**Given task**
Each line that contains the string "پذیر" counts once; report how many such lines appear in the data, as a number only.

------------------------------

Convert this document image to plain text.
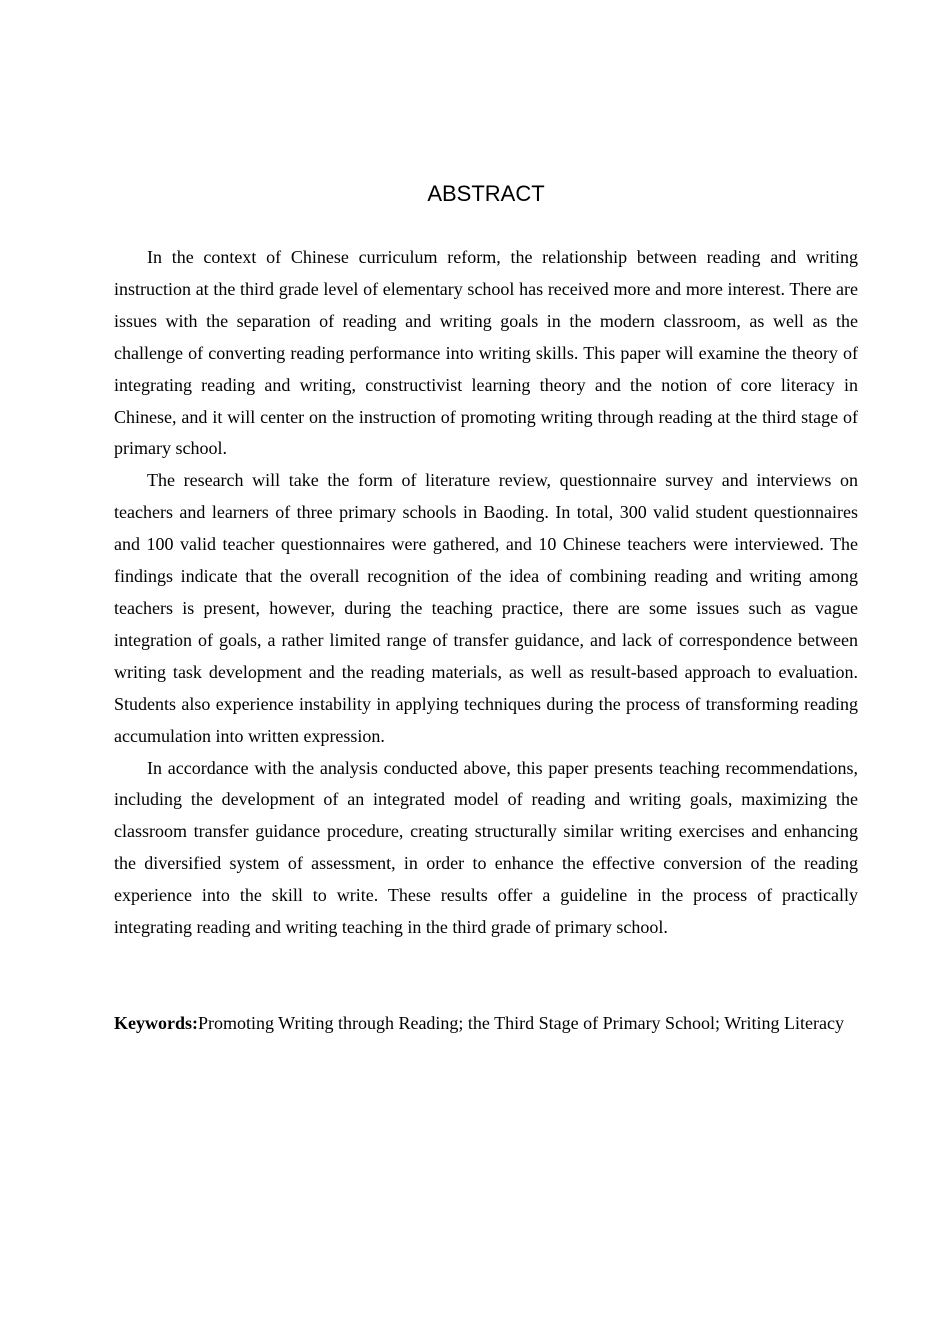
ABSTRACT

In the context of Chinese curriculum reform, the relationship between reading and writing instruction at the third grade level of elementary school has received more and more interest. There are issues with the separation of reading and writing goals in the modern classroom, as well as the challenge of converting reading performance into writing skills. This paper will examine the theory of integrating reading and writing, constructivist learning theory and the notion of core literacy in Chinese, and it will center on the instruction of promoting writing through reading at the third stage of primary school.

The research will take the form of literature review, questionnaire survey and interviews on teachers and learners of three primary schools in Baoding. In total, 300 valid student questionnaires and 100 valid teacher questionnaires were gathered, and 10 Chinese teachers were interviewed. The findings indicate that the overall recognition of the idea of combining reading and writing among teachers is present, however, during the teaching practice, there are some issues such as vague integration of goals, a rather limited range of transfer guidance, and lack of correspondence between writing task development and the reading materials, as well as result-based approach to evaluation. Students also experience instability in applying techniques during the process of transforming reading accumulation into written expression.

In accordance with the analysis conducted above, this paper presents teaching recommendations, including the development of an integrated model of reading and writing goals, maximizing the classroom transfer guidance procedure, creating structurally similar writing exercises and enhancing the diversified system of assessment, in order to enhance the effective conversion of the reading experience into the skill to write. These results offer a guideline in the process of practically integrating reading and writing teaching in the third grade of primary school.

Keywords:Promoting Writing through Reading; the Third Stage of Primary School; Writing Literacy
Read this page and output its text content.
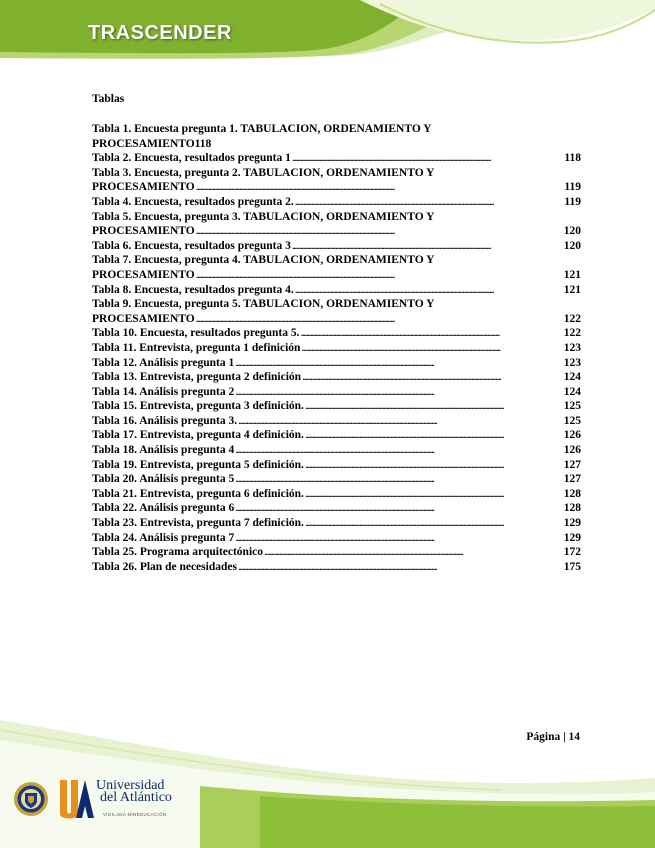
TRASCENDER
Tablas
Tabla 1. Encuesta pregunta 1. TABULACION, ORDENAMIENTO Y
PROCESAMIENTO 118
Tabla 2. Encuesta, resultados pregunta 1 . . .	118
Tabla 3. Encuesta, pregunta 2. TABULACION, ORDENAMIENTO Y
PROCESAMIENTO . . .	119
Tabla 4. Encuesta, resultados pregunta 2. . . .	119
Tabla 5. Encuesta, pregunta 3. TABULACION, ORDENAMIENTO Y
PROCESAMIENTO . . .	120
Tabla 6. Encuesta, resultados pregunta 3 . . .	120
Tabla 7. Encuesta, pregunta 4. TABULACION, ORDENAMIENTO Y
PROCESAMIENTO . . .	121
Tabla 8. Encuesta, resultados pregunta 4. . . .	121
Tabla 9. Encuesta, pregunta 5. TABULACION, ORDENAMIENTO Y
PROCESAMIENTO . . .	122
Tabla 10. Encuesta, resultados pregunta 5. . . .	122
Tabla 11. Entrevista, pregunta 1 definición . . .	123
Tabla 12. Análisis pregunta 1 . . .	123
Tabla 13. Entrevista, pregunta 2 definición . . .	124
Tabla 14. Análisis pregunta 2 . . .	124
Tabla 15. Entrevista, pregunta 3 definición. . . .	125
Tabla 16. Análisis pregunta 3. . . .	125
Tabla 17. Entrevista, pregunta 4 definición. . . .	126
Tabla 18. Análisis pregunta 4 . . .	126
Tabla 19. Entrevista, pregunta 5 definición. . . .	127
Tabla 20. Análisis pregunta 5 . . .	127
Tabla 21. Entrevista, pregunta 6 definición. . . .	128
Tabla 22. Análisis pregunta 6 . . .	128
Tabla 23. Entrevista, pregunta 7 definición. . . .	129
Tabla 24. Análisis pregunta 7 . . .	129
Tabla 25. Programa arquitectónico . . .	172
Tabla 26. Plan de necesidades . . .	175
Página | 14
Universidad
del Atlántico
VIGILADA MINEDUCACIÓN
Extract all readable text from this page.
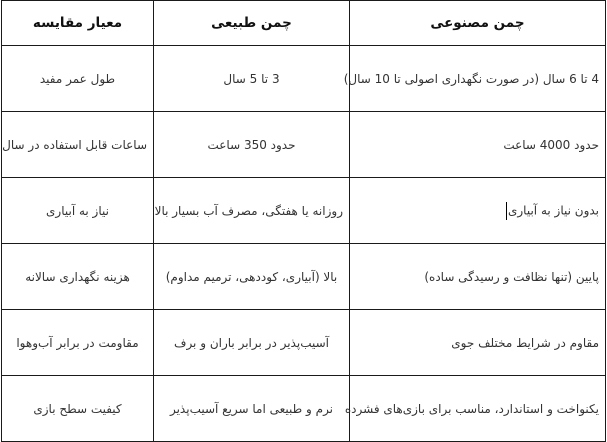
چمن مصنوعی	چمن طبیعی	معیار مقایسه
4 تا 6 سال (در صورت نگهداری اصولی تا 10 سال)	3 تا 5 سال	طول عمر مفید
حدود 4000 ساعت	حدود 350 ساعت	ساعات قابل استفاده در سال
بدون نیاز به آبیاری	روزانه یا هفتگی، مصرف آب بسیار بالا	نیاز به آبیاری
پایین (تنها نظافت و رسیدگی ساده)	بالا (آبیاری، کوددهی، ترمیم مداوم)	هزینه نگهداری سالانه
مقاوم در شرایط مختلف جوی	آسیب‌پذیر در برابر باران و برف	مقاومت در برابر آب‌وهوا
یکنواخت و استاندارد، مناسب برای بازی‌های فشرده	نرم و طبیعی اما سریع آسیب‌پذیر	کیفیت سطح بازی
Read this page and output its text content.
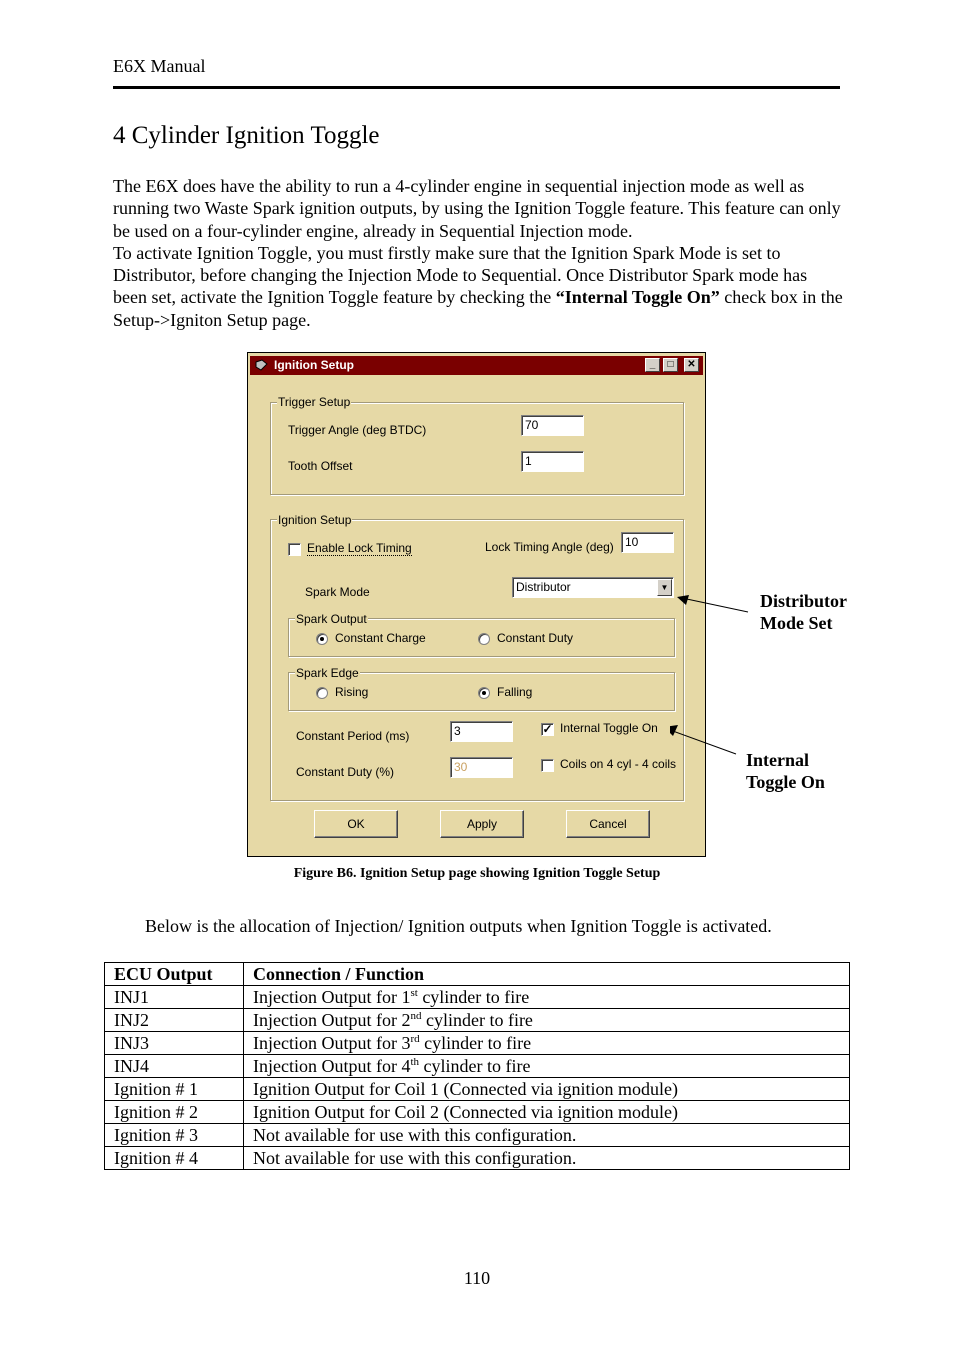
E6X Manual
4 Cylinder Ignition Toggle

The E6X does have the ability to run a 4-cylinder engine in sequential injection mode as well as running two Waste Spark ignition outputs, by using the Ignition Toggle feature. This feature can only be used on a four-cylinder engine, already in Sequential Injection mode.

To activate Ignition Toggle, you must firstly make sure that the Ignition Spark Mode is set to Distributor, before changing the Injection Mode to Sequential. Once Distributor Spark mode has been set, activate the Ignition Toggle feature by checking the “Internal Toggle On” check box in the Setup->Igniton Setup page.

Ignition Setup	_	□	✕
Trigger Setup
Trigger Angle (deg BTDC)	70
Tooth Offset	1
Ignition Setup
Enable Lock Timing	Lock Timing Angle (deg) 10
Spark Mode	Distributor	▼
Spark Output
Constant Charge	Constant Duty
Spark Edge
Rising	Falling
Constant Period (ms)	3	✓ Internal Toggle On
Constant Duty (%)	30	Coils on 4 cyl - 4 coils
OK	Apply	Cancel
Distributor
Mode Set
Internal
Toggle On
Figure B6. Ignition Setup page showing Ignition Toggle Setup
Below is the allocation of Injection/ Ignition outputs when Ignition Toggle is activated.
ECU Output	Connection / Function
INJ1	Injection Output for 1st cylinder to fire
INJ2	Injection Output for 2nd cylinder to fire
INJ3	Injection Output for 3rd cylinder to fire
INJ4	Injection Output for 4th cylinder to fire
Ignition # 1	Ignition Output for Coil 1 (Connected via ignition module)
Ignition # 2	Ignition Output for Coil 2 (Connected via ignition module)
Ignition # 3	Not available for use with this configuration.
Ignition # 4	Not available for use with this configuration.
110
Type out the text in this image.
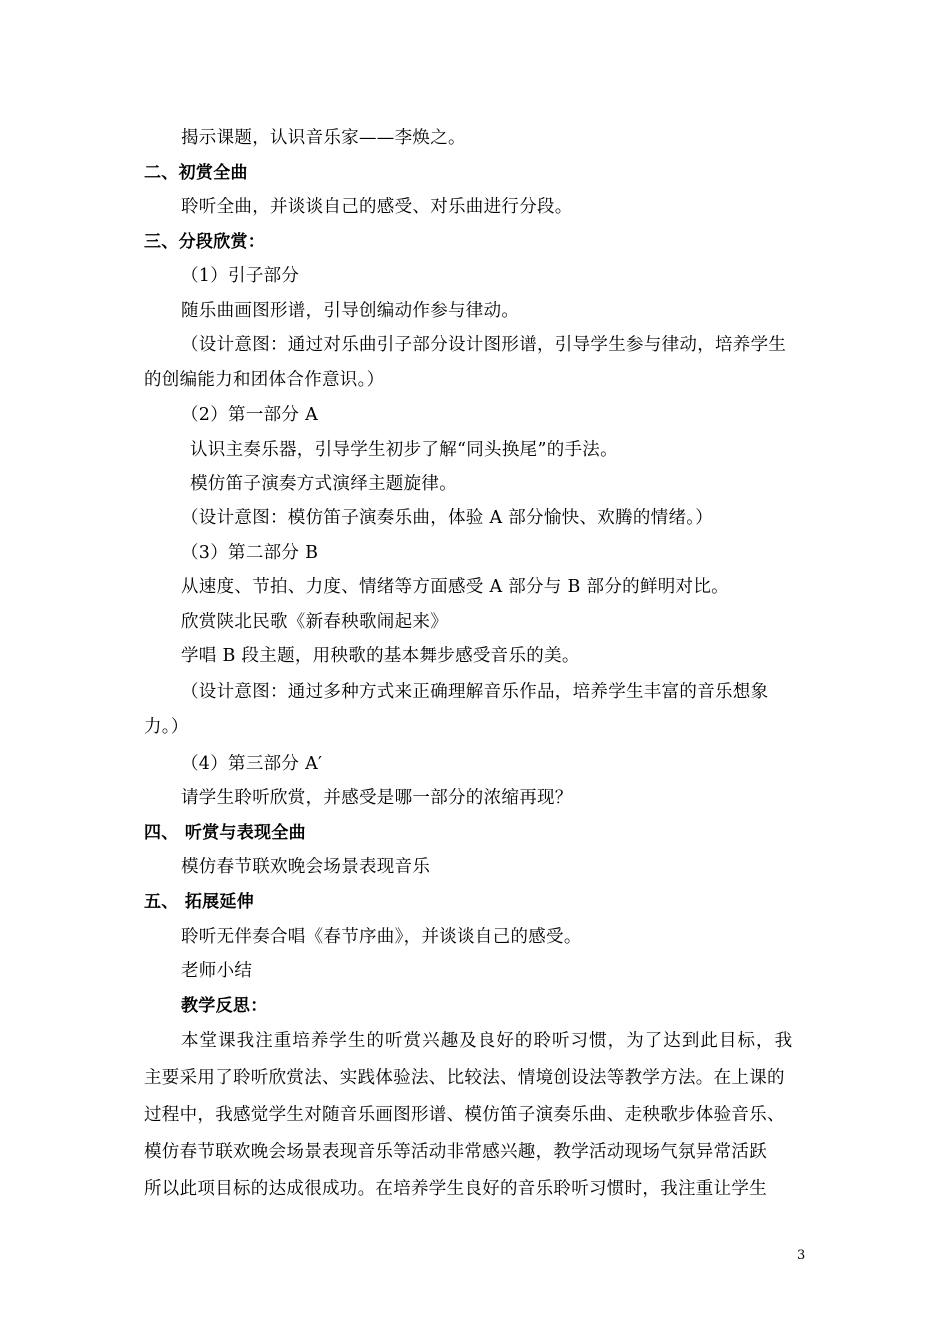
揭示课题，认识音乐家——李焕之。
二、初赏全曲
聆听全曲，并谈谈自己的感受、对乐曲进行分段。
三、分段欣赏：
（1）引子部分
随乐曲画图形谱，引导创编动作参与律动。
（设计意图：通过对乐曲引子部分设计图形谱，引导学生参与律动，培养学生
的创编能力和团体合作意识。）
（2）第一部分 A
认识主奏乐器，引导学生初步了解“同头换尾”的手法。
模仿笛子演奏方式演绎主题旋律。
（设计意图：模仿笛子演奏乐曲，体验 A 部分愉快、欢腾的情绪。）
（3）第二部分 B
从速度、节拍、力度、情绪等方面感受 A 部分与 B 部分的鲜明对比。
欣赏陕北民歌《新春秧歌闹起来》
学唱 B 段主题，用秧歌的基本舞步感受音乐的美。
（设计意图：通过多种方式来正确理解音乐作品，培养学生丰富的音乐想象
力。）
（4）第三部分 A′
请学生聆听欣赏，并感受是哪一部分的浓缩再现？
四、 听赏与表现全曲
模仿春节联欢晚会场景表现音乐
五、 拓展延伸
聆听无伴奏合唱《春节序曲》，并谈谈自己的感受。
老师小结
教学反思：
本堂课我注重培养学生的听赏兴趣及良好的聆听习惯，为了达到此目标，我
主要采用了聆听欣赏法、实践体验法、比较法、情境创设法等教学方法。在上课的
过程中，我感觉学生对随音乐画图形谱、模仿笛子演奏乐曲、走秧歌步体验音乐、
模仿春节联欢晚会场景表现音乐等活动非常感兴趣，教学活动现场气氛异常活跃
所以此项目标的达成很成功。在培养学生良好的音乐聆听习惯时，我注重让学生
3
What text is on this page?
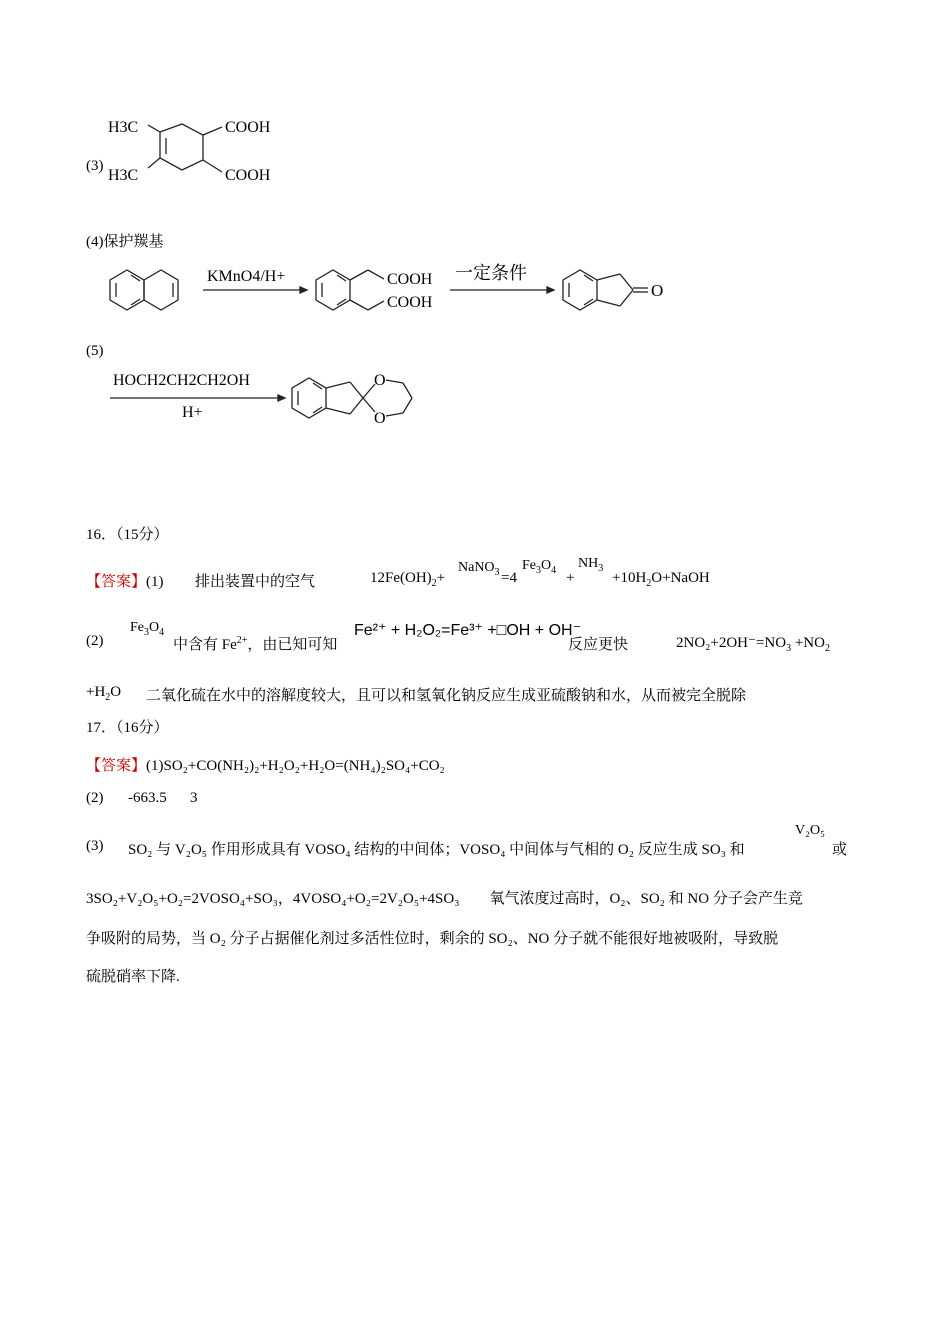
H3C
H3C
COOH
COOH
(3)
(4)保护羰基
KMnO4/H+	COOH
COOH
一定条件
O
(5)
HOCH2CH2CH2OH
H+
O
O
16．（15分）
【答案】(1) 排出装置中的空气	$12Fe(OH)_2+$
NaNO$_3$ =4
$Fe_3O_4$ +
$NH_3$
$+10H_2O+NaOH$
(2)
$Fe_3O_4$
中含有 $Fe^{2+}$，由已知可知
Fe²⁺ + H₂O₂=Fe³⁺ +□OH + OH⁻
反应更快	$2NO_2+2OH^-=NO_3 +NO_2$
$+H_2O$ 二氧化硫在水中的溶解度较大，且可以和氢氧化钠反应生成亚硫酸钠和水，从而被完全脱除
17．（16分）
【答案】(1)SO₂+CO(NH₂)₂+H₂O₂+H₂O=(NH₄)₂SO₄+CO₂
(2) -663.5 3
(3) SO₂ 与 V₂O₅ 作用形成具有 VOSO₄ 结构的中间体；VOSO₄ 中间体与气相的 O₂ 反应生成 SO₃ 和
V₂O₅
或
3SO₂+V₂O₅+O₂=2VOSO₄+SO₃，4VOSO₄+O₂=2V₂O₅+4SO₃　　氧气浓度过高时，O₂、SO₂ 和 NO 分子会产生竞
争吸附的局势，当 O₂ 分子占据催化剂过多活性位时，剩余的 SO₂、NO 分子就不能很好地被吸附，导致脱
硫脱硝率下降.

------------------------------

**The output**
2